_Given problem_
Rewrite every line of the records below, replacing each occurrence of "stamp-text" with "seal-text" and leaving everything else unchanged.

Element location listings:

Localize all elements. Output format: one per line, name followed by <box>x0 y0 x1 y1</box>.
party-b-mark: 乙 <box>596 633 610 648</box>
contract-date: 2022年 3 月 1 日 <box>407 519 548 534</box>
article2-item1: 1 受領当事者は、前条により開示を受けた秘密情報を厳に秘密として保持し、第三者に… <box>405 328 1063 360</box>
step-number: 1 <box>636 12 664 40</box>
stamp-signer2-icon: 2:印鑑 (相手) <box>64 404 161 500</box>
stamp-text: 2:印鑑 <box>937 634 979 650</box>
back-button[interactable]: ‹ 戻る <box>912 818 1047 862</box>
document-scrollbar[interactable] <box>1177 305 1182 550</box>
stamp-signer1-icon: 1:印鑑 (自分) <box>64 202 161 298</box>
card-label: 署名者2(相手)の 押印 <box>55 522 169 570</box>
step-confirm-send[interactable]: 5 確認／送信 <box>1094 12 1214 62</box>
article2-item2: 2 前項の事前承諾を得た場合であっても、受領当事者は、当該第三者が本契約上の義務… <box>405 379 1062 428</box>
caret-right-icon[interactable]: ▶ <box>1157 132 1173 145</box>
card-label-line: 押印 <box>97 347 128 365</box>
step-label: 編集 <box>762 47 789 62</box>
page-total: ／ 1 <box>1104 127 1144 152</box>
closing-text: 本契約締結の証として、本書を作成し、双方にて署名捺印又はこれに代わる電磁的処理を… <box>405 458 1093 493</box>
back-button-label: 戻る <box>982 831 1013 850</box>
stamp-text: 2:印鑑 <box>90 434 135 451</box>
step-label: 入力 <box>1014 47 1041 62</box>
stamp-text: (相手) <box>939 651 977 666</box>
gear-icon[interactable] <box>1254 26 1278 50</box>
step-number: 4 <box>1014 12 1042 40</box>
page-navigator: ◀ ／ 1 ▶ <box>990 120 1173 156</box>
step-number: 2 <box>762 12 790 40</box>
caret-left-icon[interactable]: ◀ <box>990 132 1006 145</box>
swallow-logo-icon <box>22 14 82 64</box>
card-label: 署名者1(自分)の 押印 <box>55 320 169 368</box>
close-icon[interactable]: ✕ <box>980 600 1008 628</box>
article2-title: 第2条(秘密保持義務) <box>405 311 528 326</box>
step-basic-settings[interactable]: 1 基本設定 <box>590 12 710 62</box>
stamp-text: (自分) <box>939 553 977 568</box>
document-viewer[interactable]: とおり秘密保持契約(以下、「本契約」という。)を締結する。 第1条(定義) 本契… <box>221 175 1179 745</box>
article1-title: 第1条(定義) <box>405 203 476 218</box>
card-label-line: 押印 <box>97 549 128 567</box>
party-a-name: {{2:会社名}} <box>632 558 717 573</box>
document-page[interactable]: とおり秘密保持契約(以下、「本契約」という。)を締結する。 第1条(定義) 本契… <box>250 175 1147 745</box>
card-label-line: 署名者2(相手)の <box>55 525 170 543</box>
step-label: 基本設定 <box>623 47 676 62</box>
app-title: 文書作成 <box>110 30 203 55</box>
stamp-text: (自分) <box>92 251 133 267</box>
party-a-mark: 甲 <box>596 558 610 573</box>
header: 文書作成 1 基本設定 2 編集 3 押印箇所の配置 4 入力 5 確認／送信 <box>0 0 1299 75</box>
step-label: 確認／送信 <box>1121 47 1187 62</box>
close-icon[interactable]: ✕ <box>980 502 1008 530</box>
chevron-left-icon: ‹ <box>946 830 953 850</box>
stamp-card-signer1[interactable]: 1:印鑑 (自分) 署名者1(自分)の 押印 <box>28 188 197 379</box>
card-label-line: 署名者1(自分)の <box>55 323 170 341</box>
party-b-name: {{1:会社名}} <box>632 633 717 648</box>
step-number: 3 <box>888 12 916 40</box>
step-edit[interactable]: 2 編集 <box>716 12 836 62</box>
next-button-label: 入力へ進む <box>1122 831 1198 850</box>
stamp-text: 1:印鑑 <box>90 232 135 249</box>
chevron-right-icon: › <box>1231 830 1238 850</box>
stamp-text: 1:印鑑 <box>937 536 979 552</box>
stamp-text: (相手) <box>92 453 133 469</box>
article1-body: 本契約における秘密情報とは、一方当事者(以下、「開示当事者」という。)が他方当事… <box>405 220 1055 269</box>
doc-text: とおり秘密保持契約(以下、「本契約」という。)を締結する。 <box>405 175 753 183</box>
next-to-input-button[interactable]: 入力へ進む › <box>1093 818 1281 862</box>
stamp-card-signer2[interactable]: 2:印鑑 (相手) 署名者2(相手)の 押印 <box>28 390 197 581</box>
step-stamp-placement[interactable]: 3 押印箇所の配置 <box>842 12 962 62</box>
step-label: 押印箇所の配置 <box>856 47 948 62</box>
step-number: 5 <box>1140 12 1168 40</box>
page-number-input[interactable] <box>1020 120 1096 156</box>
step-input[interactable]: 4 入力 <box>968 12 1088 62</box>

_Answer to the exercise_
Localize all elements. Output format: one per line, name followed by <box>x0 y0 x1 y1</box>.
party-b-mark: 乙 <box>596 633 610 648</box>
contract-date: 2022年 3 月 1 日 <box>407 519 548 534</box>
article2-item1: 1 受領当事者は、前条により開示を受けた秘密情報を厳に秘密として保持し、第三者に… <box>405 328 1063 360</box>
step-number: 1 <box>636 12 664 40</box>
stamp-signer2-icon: 2:印鑑 (相手) <box>64 404 161 500</box>
seal-text: 2:印鑑 <box>937 634 979 650</box>
back-button[interactable]: ‹ 戻る <box>912 818 1047 862</box>
document-scrollbar[interactable] <box>1177 305 1182 550</box>
stamp-signer1-icon: 1:印鑑 (自分) <box>64 202 161 298</box>
card-label: 署名者2(相手)の 押印 <box>55 522 169 570</box>
step-confirm-send[interactable]: 5 確認／送信 <box>1094 12 1214 62</box>
article2-item2: 2 前項の事前承諾を得た場合であっても、受領当事者は、当該第三者が本契約上の義務… <box>405 379 1062 428</box>
caret-right-icon[interactable]: ▶ <box>1157 132 1173 145</box>
card-label-line: 押印 <box>97 347 128 365</box>
step-label: 編集 <box>762 47 789 62</box>
page-total: ／ 1 <box>1104 127 1144 152</box>
closing-text: 本契約締結の証として、本書を作成し、双方にて署名捺印又はこれに代わる電磁的処理を… <box>405 458 1093 493</box>
back-button-label: 戻る <box>982 831 1013 850</box>
seal-text: 2:印鑑 <box>90 434 135 451</box>
step-label: 入力 <box>1014 47 1041 62</box>
seal-text: (相手) <box>939 651 977 666</box>
gear-icon[interactable] <box>1254 26 1278 50</box>
step-number: 4 <box>1014 12 1042 40</box>
page-navigator: ◀ ／ 1 ▶ <box>990 120 1173 156</box>
step-number: 2 <box>762 12 790 40</box>
caret-left-icon[interactable]: ◀ <box>990 132 1006 145</box>
swallow-logo-icon <box>22 14 82 64</box>
card-label: 署名者1(自分)の 押印 <box>55 320 169 368</box>
close-icon[interactable]: ✕ <box>980 600 1008 628</box>
article2-title: 第2条(秘密保持義務) <box>405 311 528 326</box>
step-basic-settings[interactable]: 1 基本設定 <box>590 12 710 62</box>
seal-text: (自分) <box>939 553 977 568</box>
document-viewer[interactable]: とおり秘密保持契約(以下、「本契約」という。)を締結する。 第1条(定義) 本契… <box>221 175 1179 745</box>
article1-title: 第1条(定義) <box>405 203 476 218</box>
card-label-line: 押印 <box>97 549 128 567</box>
party-a-name: {{2:会社名}} <box>632 558 717 573</box>
document-page[interactable]: とおり秘密保持契約(以下、「本契約」という。)を締結する。 第1条(定義) 本契… <box>250 175 1147 745</box>
card-label-line: 署名者2(相手)の <box>55 525 170 543</box>
step-label: 基本設定 <box>623 47 676 62</box>
app-title: 文書作成 <box>110 30 203 55</box>
seal-text: (自分) <box>92 251 133 267</box>
party-a-mark: 甲 <box>596 558 610 573</box>
header: 文書作成 1 基本設定 2 編集 3 押印箇所の配置 4 入力 5 確認／送信 <box>0 0 1299 75</box>
step-label: 確認／送信 <box>1121 47 1187 62</box>
close-icon[interactable]: ✕ <box>980 502 1008 530</box>
chevron-left-icon: ‹ <box>946 830 953 850</box>
stamp-card-signer1[interactable]: 1:印鑑 (自分) 署名者1(自分)の 押印 <box>28 188 197 379</box>
card-label-line: 署名者1(自分)の <box>55 323 170 341</box>
party-b-name: {{1:会社名}} <box>632 633 717 648</box>
step-number: 3 <box>888 12 916 40</box>
step-edit[interactable]: 2 編集 <box>716 12 836 62</box>
next-button-label: 入力へ進む <box>1122 831 1198 850</box>
seal-text: 1:印鑑 <box>90 232 135 249</box>
chevron-right-icon: › <box>1231 830 1238 850</box>
seal-text: 1:印鑑 <box>937 536 979 552</box>
seal-text: (相手) <box>92 453 133 469</box>
article1-body: 本契約における秘密情報とは、一方当事者(以下、「開示当事者」という。)が他方当事… <box>405 220 1055 269</box>
doc-text: とおり秘密保持契約(以下、「本契約」という。)を締結する。 <box>405 175 753 183</box>
next-to-input-button[interactable]: 入力へ進む › <box>1093 818 1281 862</box>
stamp-card-signer2[interactable]: 2:印鑑 (相手) 署名者2(相手)の 押印 <box>28 390 197 581</box>
step-stamp-placement[interactable]: 3 押印箇所の配置 <box>842 12 962 62</box>
step-label: 押印箇所の配置 <box>856 47 948 62</box>
step-number: 5 <box>1140 12 1168 40</box>
page-number-input[interactable] <box>1020 120 1096 156</box>
step-input[interactable]: 4 入力 <box>968 12 1088 62</box>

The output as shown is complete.